> [待办事项]:
#1 据文档节选，公司的在线预览方案从Flash改成了什么？
#2 请将所给资料中从第一行起、到包含“grok-icon [582,19,598,35]”的那一行止的各行（首尾两行都算在内）重新写出，把其中的“caret-icon”替换为“arrow-icon”，其他内容一概不变。

> [文档节选]:
******************************

Java使用Elasticsearch7x实现对word、pdft文件的全文内容检索_荔枝味的真知棒_java pdf全文检索

大大的周 02-07 985

前言，公司之前在线文档使用的Flash预览，用的es2全文检索，现在要进行项目整改，Flash现在不能用了，所以调整为KKFileView。对于ES也需要进行升级，添加IK中文分词器。所以就写了这篇文档进行总结与存档。

关于KKFileView的搭建与使用这里就不多说了，KKFileView官网基本都给出了解决方案，有一些个别的复制问题，我也在另一篇文档中写了。KKFileView在线预览初使用记录，主要解决不可复制等一些限制问题。 Elasticsearch在Java中使用

下面我贴出了已经写好工具类，方便后续使用。

文件处理

如果是纯文本的格式，那么我们直接上传就好了，但是如果是word、PDF等其他的文件形式，就需要进行预处理操作了。所以我们要先建立一个通道；关于为什么建立通道的问题，有兴趣的同学可以去看一下es的PUT请求原理；

安装文本抽取插件 ## 安装目录下运行下面的命令就可以进行安装 ./bin/elasticsearch-plugin install ingest-attachment 定义文本抽取管道

利用kibana运行下面的代码段，提示true就OK了. [记得重启es，不然一会定义管道的时候，会报错哦。如果是集群的话，所有的服务都要重启才可以] 如果不知道kibana是什么的同学，可以去学习一下对于安装kibana和运行可以去看一下我的另一篇文档 Linux安装运行 Mac安装运行 ik分词器这两篇文档也都有说

PUT /_ingest/pipeline/attachment { "description": "Extract attachment information", "processors": [ { "attachment": { "field": "content", "ignore_missing": true } }, { "remove": { "field": "content" } } ] } 创建索引

PUT /索引名称这里的properties可以根据实际字段进行调整

PUT /fileindex { "mappings": { "properties": { "id":{ "type": "keyword" }, "name":{ "type": "text", "analyzer": "ik_max_word" }, "sfName":{ "type": "text", "analyzer": "ik_max_word" }, "createBy":{ "type": "text", "analyzer": "ik_max_word" }, "type":{ "type": "keyword" }, "attachment": { "properties": { "content":{ "type": "text", "analyzer": "ik_smart" } } } } } } 如果上面两步都成功的话，那可以进行一个测试了

因为ElasticSearch是基于JSON 格式的文档数据库，所以附件文档在插入ElasticSearch之前必须进行Base64编码。先通过下面的网站将一个pdf文件转化为base64的文本。PDF to Base64

POST /docwrite/_doc?pipeline=attachment { "name":"进口红酒", "type":"pdf", "content":"这里放入你转换后的base64" }

然后我们可以通过GET来查询刚刚上传的文档是否成功。

******************************

> [所给资料]:
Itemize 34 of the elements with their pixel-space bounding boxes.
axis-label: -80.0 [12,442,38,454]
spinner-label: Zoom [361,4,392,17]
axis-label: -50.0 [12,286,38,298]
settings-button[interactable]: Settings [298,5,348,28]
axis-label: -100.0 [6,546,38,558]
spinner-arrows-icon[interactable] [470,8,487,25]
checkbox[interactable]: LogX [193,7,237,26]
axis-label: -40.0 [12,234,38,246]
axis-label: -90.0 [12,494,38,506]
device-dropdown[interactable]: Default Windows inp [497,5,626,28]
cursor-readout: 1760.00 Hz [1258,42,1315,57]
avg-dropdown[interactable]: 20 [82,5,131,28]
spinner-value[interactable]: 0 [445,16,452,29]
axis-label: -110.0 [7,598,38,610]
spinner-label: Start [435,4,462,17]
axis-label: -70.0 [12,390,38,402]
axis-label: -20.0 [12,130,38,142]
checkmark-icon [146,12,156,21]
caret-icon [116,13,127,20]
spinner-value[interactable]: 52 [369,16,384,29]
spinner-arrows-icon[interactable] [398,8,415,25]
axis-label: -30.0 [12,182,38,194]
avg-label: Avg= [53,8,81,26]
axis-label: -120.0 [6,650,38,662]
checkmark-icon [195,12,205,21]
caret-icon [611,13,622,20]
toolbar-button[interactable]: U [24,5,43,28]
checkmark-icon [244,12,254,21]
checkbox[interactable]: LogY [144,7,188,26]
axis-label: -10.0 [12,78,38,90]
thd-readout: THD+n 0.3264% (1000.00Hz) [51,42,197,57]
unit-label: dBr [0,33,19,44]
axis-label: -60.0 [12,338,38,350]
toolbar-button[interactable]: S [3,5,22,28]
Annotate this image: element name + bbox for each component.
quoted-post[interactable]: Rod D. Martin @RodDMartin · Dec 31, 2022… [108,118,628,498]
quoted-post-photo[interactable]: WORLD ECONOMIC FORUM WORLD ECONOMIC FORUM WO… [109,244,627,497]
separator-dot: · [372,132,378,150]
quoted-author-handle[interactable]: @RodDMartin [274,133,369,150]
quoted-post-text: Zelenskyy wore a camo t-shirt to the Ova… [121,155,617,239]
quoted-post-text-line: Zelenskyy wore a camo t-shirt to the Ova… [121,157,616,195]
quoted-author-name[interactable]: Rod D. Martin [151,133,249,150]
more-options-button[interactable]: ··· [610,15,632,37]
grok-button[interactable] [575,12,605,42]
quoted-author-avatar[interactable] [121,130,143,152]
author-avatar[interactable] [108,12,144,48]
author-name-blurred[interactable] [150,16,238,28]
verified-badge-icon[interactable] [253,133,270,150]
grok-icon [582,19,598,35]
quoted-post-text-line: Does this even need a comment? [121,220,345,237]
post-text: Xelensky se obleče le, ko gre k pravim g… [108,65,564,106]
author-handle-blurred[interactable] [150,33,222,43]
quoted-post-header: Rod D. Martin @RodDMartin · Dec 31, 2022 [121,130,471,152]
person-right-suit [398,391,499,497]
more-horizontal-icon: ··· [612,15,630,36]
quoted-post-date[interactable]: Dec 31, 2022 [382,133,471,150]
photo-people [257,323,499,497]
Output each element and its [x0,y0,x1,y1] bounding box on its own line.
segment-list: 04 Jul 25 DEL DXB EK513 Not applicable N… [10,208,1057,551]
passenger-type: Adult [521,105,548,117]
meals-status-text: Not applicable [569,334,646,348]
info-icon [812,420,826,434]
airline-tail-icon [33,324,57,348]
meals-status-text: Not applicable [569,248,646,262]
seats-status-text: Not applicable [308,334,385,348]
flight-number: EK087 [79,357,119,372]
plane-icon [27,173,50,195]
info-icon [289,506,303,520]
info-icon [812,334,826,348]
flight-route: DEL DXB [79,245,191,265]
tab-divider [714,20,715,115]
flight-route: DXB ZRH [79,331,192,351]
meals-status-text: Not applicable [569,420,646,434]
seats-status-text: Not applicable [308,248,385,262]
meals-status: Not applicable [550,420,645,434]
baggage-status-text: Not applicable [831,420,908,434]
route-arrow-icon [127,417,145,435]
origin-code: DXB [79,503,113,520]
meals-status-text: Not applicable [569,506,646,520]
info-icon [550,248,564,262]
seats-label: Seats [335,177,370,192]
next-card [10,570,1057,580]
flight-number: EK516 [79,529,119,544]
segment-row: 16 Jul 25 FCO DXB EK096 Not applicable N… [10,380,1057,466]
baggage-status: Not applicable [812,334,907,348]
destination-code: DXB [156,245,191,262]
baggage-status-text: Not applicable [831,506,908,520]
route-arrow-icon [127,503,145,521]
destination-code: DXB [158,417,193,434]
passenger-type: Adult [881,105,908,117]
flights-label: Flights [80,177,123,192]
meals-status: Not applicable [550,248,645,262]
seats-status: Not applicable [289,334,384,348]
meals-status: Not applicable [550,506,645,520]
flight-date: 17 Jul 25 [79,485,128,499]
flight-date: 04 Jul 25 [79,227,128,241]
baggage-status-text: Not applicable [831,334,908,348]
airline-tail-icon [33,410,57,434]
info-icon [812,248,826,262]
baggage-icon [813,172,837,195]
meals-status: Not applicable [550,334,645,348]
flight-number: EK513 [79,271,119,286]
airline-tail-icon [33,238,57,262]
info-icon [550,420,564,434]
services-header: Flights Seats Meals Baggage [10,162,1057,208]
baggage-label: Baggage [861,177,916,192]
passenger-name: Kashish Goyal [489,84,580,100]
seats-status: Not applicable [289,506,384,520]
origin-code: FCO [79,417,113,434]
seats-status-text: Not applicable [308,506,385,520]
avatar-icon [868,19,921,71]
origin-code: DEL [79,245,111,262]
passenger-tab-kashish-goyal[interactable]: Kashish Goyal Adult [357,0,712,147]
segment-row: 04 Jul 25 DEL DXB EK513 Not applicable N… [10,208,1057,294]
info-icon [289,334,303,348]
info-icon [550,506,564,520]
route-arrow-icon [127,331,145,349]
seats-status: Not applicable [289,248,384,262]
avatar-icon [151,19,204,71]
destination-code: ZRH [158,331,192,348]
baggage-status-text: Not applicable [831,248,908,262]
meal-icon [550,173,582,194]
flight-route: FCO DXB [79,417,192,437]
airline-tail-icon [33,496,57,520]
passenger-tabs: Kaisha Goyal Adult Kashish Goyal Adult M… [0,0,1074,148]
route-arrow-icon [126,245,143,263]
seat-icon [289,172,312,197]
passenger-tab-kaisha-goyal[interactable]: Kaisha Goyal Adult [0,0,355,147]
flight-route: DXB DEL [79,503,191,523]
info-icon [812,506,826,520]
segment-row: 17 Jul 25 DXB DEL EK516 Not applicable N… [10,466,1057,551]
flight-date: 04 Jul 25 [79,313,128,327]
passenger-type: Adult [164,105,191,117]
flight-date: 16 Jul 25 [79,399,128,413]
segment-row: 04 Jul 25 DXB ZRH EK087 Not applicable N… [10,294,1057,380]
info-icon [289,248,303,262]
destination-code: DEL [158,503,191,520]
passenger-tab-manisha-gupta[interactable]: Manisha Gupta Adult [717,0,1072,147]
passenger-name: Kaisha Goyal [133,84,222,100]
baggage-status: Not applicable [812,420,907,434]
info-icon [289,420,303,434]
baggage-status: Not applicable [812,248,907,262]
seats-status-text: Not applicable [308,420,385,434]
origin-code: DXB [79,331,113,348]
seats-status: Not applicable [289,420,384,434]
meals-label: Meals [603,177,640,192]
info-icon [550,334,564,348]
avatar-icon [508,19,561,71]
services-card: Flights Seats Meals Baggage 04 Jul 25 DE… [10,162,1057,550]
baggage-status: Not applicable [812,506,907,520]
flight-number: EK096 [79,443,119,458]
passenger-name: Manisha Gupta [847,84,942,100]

******************************

> [逐题解答]:
#1 改成了KKFileView。

#2
Itemize 34 of the elements with their pixel-space bounding boxes.
axis-label: -80.0 [12,442,38,454]
spinner-label: Zoom [361,4,392,17]
axis-label: -50.0 [12,286,38,298]
settings-button[interactable]: Settings [298,5,348,28]
axis-label: -100.0 [6,546,38,558]
spinner-arrows-icon[interactable] [470,8,487,25]
checkbox[interactable]: LogX [193,7,237,26]
axis-label: -40.0 [12,234,38,246]
axis-label: -90.0 [12,494,38,506]
device-dropdown[interactable]: Default Windows inp [497,5,626,28]
cursor-readout: 1760.00 Hz [1258,42,1315,57]
avg-dropdown[interactable]: 20 [82,5,131,28]
spinner-value[interactable]: 0 [445,16,452,29]
axis-label: -110.0 [7,598,38,610]
spinner-label: Start [435,4,462,17]
axis-label: -70.0 [12,390,38,402]
axis-label: -20.0 [12,130,38,142]
checkmark-icon [146,12,156,21]
arrow-icon [116,13,127,20]
spinner-value[interactable]: 52 [369,16,384,29]
spinner-arrows-icon[interactable] [398,8,415,25]
axis-label: -30.0 [12,182,38,194]
avg-label: Avg= [53,8,81,26]
axis-label: -120.0 [6,650,38,662]
checkmark-icon [195,12,205,21]
arrow-icon [611,13,622,20]
toolbar-button[interactable]: U [24,5,43,28]
checkmark-icon [244,12,254,21]
checkbox[interactable]: LogY [144,7,188,26]
axis-label: -10.0 [12,78,38,90]
thd-readout: THD+n 0.3264% (1000.00Hz) [51,42,197,57]
unit-label: dBr [0,33,19,44]
axis-label: -60.0 [12,338,38,350]
toolbar-button[interactable]: S [3,5,22,28]
Annotate this image: element name + bbox for each component.
quoted-post[interactable]: Rod D. Martin @RodDMartin · Dec 31, 2022… [108,118,628,498]
quoted-post-photo[interactable]: WORLD ECONOMIC FORUM WORLD ECONOMIC FORUM WO… [109,244,627,497]
separator-dot: · [372,132,378,150]
quoted-author-handle[interactable]: @RodDMartin [274,133,369,150]
quoted-post-text: Zelenskyy wore a camo t-shirt to the Ova… [121,155,617,239]
quoted-post-text-line: Zelenskyy wore a camo t-shirt to the Ova… [121,157,616,195]
quoted-author-name[interactable]: Rod D. Martin [151,133,249,150]
more-options-button[interactable]: ··· [610,15,632,37]
grok-button[interactable] [575,12,605,42]
quoted-author-avatar[interactable] [121,130,143,152]
author-avatar[interactable] [108,12,144,48]
author-name-blurred[interactable] [150,16,238,28]
verified-badge-icon[interactable] [253,133,270,150]
grok-icon [582,19,598,35]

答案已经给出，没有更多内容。